**EXERCISE INPUT:**
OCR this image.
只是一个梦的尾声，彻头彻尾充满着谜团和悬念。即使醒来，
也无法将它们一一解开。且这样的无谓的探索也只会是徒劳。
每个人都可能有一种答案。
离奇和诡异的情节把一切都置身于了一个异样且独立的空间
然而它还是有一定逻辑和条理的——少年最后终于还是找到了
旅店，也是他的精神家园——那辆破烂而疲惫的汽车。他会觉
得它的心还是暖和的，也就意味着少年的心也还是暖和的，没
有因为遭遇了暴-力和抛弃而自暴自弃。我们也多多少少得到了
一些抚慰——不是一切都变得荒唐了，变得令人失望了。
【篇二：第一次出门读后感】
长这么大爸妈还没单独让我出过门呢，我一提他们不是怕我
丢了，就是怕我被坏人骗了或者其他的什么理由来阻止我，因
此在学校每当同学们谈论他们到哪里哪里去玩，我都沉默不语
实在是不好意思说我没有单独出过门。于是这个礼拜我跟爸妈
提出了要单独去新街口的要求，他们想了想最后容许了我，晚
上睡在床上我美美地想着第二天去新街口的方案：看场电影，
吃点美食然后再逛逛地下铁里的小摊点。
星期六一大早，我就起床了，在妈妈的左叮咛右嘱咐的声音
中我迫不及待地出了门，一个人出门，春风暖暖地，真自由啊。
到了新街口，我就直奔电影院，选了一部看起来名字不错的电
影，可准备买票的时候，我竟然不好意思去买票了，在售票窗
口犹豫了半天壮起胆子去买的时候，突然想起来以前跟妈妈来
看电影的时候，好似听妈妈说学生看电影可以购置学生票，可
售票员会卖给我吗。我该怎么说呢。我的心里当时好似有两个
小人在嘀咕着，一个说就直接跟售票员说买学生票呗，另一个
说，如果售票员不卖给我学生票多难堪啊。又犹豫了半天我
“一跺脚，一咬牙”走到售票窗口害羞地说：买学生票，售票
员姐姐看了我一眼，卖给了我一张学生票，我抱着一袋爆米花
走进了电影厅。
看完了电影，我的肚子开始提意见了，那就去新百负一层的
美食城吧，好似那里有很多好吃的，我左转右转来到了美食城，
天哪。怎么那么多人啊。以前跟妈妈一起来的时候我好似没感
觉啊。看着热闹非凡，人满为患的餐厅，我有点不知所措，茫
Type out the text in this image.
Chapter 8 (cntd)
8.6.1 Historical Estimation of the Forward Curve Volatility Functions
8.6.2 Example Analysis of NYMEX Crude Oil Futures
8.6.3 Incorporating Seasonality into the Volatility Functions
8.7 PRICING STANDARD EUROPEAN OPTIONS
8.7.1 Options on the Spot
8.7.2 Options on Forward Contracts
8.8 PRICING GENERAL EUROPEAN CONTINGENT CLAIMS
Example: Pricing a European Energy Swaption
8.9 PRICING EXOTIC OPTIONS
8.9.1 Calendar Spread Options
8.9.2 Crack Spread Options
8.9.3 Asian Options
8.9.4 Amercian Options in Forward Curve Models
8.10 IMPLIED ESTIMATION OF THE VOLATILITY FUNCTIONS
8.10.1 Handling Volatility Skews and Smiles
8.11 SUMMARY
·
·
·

**WHAT IS BEING ASKED:**
Lines that include the word "Forward" are to be extracted from the data above.

**TASK ANSWER:**
8.6.1 Historical Estimation of the Forward Curve Volatility Functions
8.7.2 Options on Forward Contracts
8.9.4 Amercian Options in Forward Curve Models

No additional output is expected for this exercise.